> What to do
Pull out every line of the listing below where "annotation" appears.

> Data entries

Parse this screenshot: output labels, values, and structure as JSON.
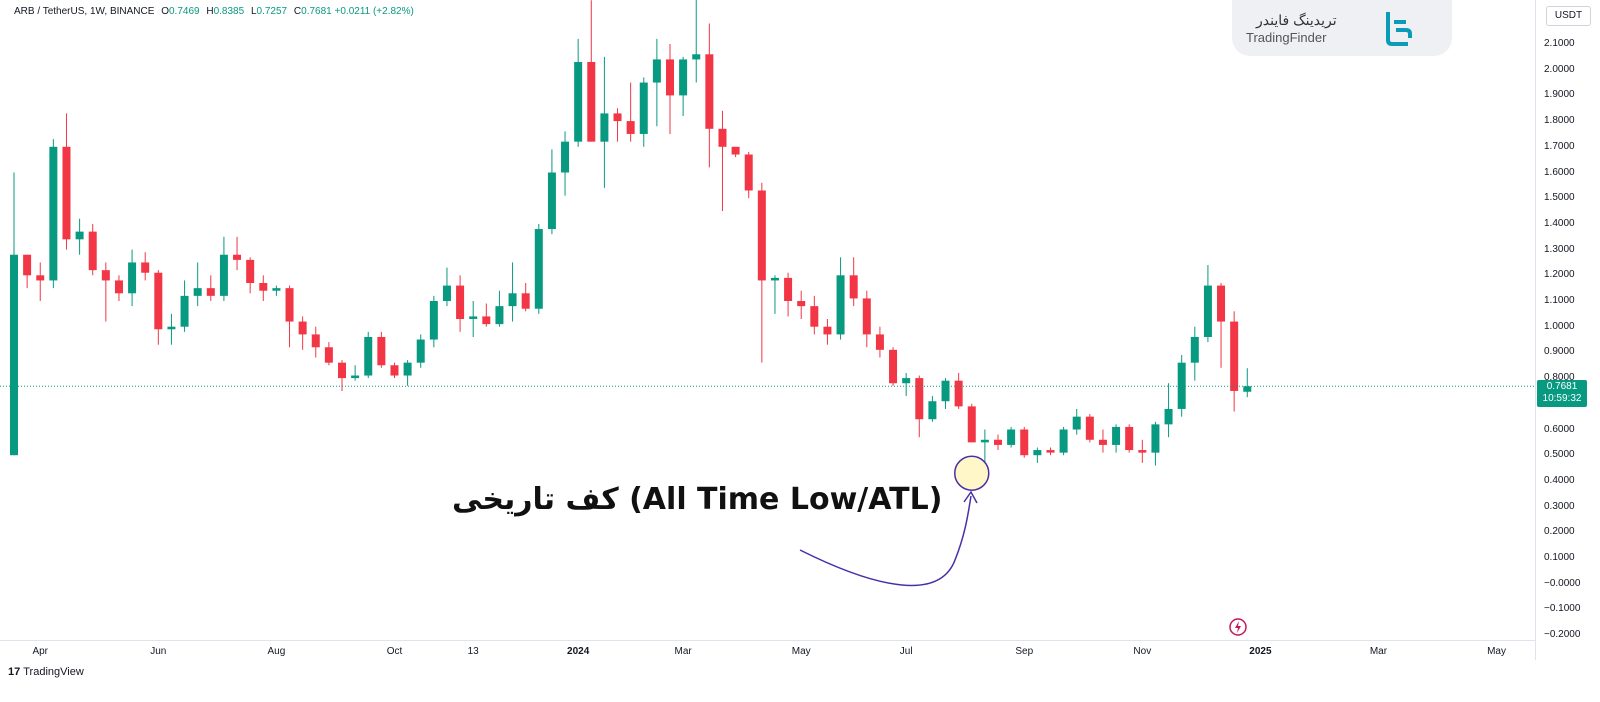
{
  "header": {
    "symbol": "ARB / TetherUS, 1W, BINANCE",
    "open_label": "O",
    "open": "0.7469",
    "high_label": "H",
    "high": "0.8385",
    "low_label": "L",
    "low": "0.7257",
    "close_label": "C",
    "close": "0.7681",
    "change": "+0.0211 (+2.82%)"
  },
  "currency_button": "USDT",
  "price_tag": {
    "price": "0.7681",
    "countdown": "10:59:32"
  },
  "logo": {
    "fa": "تریدینگ فایندر",
    "en": "TradingFinder"
  },
  "annotation": "کف تاریخی (All Time Low/ATL)",
  "footer": {
    "brand_mark": "17",
    "brand": "TradingView"
  },
  "colors": {
    "up": "#089981",
    "down": "#f23645",
    "annotation": "#4a2fa6",
    "highlight": "#fff7c8"
  },
  "chart_data": {
    "type": "candlestick",
    "y_ticks": [
      "2.1000",
      "2.0000",
      "1.9000",
      "1.8000",
      "1.7000",
      "1.6000",
      "1.5000",
      "1.4000",
      "1.3000",
      "1.2000",
      "1.1000",
      "1.0000",
      "0.9000",
      "0.8000",
      "0.7000",
      "0.6000",
      "0.5000",
      "0.4000",
      "0.3000",
      "0.2000",
      "0.1000",
      "−0.0000",
      "−0.1000",
      "−0.2000"
    ],
    "ylim": [
      -0.2,
      2.2
    ],
    "x_ticks": [
      {
        "label": "Apr",
        "i": 2
      },
      {
        "label": "Jun",
        "i": 11
      },
      {
        "label": "Aug",
        "i": 20
      },
      {
        "label": "Oct",
        "i": 29
      },
      {
        "label": "13",
        "i": 35
      },
      {
        "label": "2024",
        "i": 43,
        "bold": true
      },
      {
        "label": "Mar",
        "i": 51
      },
      {
        "label": "May",
        "i": 60
      },
      {
        "label": "Jul",
        "i": 68
      },
      {
        "label": "Sep",
        "i": 77
      },
      {
        "label": "Nov",
        "i": 86
      },
      {
        "label": "2025",
        "i": 95,
        "bold": true
      },
      {
        "label": "Mar",
        "i": 104
      },
      {
        "label": "May",
        "i": 113
      }
    ],
    "last_price": 0.7681,
    "candles": [
      {
        "o": 0.5,
        "h": 1.6,
        "l": 0.5,
        "c": 1.28
      },
      {
        "o": 1.28,
        "h": 1.28,
        "l": 1.15,
        "c": 1.2
      },
      {
        "o": 1.2,
        "h": 1.25,
        "l": 1.1,
        "c": 1.18
      },
      {
        "o": 1.18,
        "h": 1.73,
        "l": 1.15,
        "c": 1.7
      },
      {
        "o": 1.7,
        "h": 1.83,
        "l": 1.3,
        "c": 1.34
      },
      {
        "o": 1.34,
        "h": 1.42,
        "l": 1.28,
        "c": 1.37
      },
      {
        "o": 1.37,
        "h": 1.4,
        "l": 1.2,
        "c": 1.22
      },
      {
        "o": 1.22,
        "h": 1.25,
        "l": 1.02,
        "c": 1.18
      },
      {
        "o": 1.18,
        "h": 1.2,
        "l": 1.1,
        "c": 1.13
      },
      {
        "o": 1.13,
        "h": 1.3,
        "l": 1.08,
        "c": 1.25
      },
      {
        "o": 1.25,
        "h": 1.29,
        "l": 1.18,
        "c": 1.21
      },
      {
        "o": 1.21,
        "h": 1.22,
        "l": 0.93,
        "c": 0.99
      },
      {
        "o": 0.99,
        "h": 1.05,
        "l": 0.93,
        "c": 1.0
      },
      {
        "o": 1.0,
        "h": 1.18,
        "l": 0.98,
        "c": 1.12
      },
      {
        "o": 1.12,
        "h": 1.25,
        "l": 1.08,
        "c": 1.15
      },
      {
        "o": 1.15,
        "h": 1.2,
        "l": 1.1,
        "c": 1.12
      },
      {
        "o": 1.12,
        "h": 1.35,
        "l": 1.1,
        "c": 1.28
      },
      {
        "o": 1.28,
        "h": 1.35,
        "l": 1.22,
        "c": 1.26
      },
      {
        "o": 1.26,
        "h": 1.27,
        "l": 1.13,
        "c": 1.17
      },
      {
        "o": 1.17,
        "h": 1.2,
        "l": 1.1,
        "c": 1.14
      },
      {
        "o": 1.14,
        "h": 1.16,
        "l": 1.12,
        "c": 1.15
      },
      {
        "o": 1.15,
        "h": 1.16,
        "l": 0.92,
        "c": 1.02
      },
      {
        "o": 1.02,
        "h": 1.04,
        "l": 0.91,
        "c": 0.97
      },
      {
        "o": 0.97,
        "h": 1.0,
        "l": 0.88,
        "c": 0.92
      },
      {
        "o": 0.92,
        "h": 0.94,
        "l": 0.85,
        "c": 0.86
      },
      {
        "o": 0.86,
        "h": 0.87,
        "l": 0.75,
        "c": 0.8
      },
      {
        "o": 0.8,
        "h": 0.85,
        "l": 0.79,
        "c": 0.81
      },
      {
        "o": 0.81,
        "h": 0.98,
        "l": 0.8,
        "c": 0.96
      },
      {
        "o": 0.96,
        "h": 0.98,
        "l": 0.84,
        "c": 0.85
      },
      {
        "o": 0.85,
        "h": 0.86,
        "l": 0.8,
        "c": 0.81
      },
      {
        "o": 0.81,
        "h": 0.87,
        "l": 0.77,
        "c": 0.86
      },
      {
        "o": 0.86,
        "h": 0.97,
        "l": 0.84,
        "c": 0.95
      },
      {
        "o": 0.95,
        "h": 1.12,
        "l": 0.92,
        "c": 1.1
      },
      {
        "o": 1.1,
        "h": 1.23,
        "l": 1.08,
        "c": 1.16
      },
      {
        "o": 1.16,
        "h": 1.2,
        "l": 0.98,
        "c": 1.03
      },
      {
        "o": 1.03,
        "h": 1.1,
        "l": 0.96,
        "c": 1.04
      },
      {
        "o": 1.04,
        "h": 1.09,
        "l": 1.0,
        "c": 1.01
      },
      {
        "o": 1.01,
        "h": 1.14,
        "l": 1.0,
        "c": 1.08
      },
      {
        "o": 1.08,
        "h": 1.25,
        "l": 1.02,
        "c": 1.13
      },
      {
        "o": 1.13,
        "h": 1.17,
        "l": 1.06,
        "c": 1.07
      },
      {
        "o": 1.07,
        "h": 1.4,
        "l": 1.05,
        "c": 1.38
      },
      {
        "o": 1.38,
        "h": 1.69,
        "l": 1.36,
        "c": 1.6
      },
      {
        "o": 1.6,
        "h": 1.76,
        "l": 1.51,
        "c": 1.72
      },
      {
        "o": 1.72,
        "h": 2.12,
        "l": 1.7,
        "c": 2.03
      },
      {
        "o": 2.03,
        "h": 2.27,
        "l": 1.72,
        "c": 1.72
      },
      {
        "o": 1.72,
        "h": 2.05,
        "l": 1.54,
        "c": 1.83
      },
      {
        "o": 1.83,
        "h": 1.85,
        "l": 1.72,
        "c": 1.8
      },
      {
        "o": 1.8,
        "h": 1.95,
        "l": 1.72,
        "c": 1.75
      },
      {
        "o": 1.75,
        "h": 1.97,
        "l": 1.7,
        "c": 1.95
      },
      {
        "o": 1.95,
        "h": 2.12,
        "l": 1.78,
        "c": 2.04
      },
      {
        "o": 2.04,
        "h": 2.1,
        "l": 1.75,
        "c": 1.9
      },
      {
        "o": 1.9,
        "h": 2.05,
        "l": 1.82,
        "c": 2.04
      },
      {
        "o": 2.04,
        "h": 2.45,
        "l": 1.95,
        "c": 2.06
      },
      {
        "o": 2.06,
        "h": 2.18,
        "l": 1.62,
        "c": 1.77
      },
      {
        "o": 1.77,
        "h": 1.84,
        "l": 1.45,
        "c": 1.7
      },
      {
        "o": 1.7,
        "h": 1.68,
        "l": 1.66,
        "c": 1.67
      },
      {
        "o": 1.67,
        "h": 1.68,
        "l": 1.5,
        "c": 1.53
      },
      {
        "o": 1.53,
        "h": 1.56,
        "l": 0.86,
        "c": 1.18
      },
      {
        "o": 1.18,
        "h": 1.2,
        "l": 1.05,
        "c": 1.19
      },
      {
        "o": 1.19,
        "h": 1.21,
        "l": 1.04,
        "c": 1.1
      },
      {
        "o": 1.1,
        "h": 1.14,
        "l": 1.03,
        "c": 1.08
      },
      {
        "o": 1.08,
        "h": 1.12,
        "l": 0.97,
        "c": 1.0
      },
      {
        "o": 1.0,
        "h": 1.03,
        "l": 0.93,
        "c": 0.97
      },
      {
        "o": 0.97,
        "h": 1.27,
        "l": 0.95,
        "c": 1.2
      },
      {
        "o": 1.2,
        "h": 1.27,
        "l": 1.08,
        "c": 1.11
      },
      {
        "o": 1.11,
        "h": 1.14,
        "l": 0.92,
        "c": 0.97
      },
      {
        "o": 0.97,
        "h": 1.0,
        "l": 0.88,
        "c": 0.91
      },
      {
        "o": 0.91,
        "h": 0.92,
        "l": 0.77,
        "c": 0.78
      },
      {
        "o": 0.78,
        "h": 0.82,
        "l": 0.73,
        "c": 0.8
      },
      {
        "o": 0.8,
        "h": 0.81,
        "l": 0.57,
        "c": 0.64
      },
      {
        "o": 0.64,
        "h": 0.73,
        "l": 0.63,
        "c": 0.71
      },
      {
        "o": 0.71,
        "h": 0.8,
        "l": 0.68,
        "c": 0.79
      },
      {
        "o": 0.79,
        "h": 0.82,
        "l": 0.68,
        "c": 0.69
      },
      {
        "o": 0.69,
        "h": 0.7,
        "l": 0.55,
        "c": 0.55
      },
      {
        "o": 0.55,
        "h": 0.6,
        "l": 0.42,
        "c": 0.56
      },
      {
        "o": 0.56,
        "h": 0.58,
        "l": 0.52,
        "c": 0.54
      },
      {
        "o": 0.54,
        "h": 0.61,
        "l": 0.53,
        "c": 0.6
      },
      {
        "o": 0.6,
        "h": 0.61,
        "l": 0.49,
        "c": 0.5
      },
      {
        "o": 0.5,
        "h": 0.53,
        "l": 0.47,
        "c": 0.52
      },
      {
        "o": 0.52,
        "h": 0.53,
        "l": 0.5,
        "c": 0.51
      },
      {
        "o": 0.51,
        "h": 0.61,
        "l": 0.5,
        "c": 0.6
      },
      {
        "o": 0.6,
        "h": 0.68,
        "l": 0.58,
        "c": 0.65
      },
      {
        "o": 0.65,
        "h": 0.66,
        "l": 0.55,
        "c": 0.56
      },
      {
        "o": 0.56,
        "h": 0.6,
        "l": 0.51,
        "c": 0.54
      },
      {
        "o": 0.54,
        "h": 0.62,
        "l": 0.51,
        "c": 0.61
      },
      {
        "o": 0.61,
        "h": 0.62,
        "l": 0.51,
        "c": 0.52
      },
      {
        "o": 0.52,
        "h": 0.56,
        "l": 0.47,
        "c": 0.51
      },
      {
        "o": 0.51,
        "h": 0.63,
        "l": 0.46,
        "c": 0.62
      },
      {
        "o": 0.62,
        "h": 0.78,
        "l": 0.57,
        "c": 0.68
      },
      {
        "o": 0.68,
        "h": 0.89,
        "l": 0.65,
        "c": 0.86
      },
      {
        "o": 0.86,
        "h": 1.0,
        "l": 0.79,
        "c": 0.96
      },
      {
        "o": 0.96,
        "h": 1.24,
        "l": 0.94,
        "c": 1.16
      },
      {
        "o": 1.16,
        "h": 1.17,
        "l": 0.84,
        "c": 1.02
      },
      {
        "o": 1.02,
        "h": 1.06,
        "l": 0.67,
        "c": 0.75
      },
      {
        "o": 0.7469,
        "h": 0.8385,
        "l": 0.7257,
        "c": 0.7681
      }
    ]
  }
}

> Answer
  "annotation": "کف تاریخی (All Time Low/ATL)",
    "annotation": "#4a2fa6",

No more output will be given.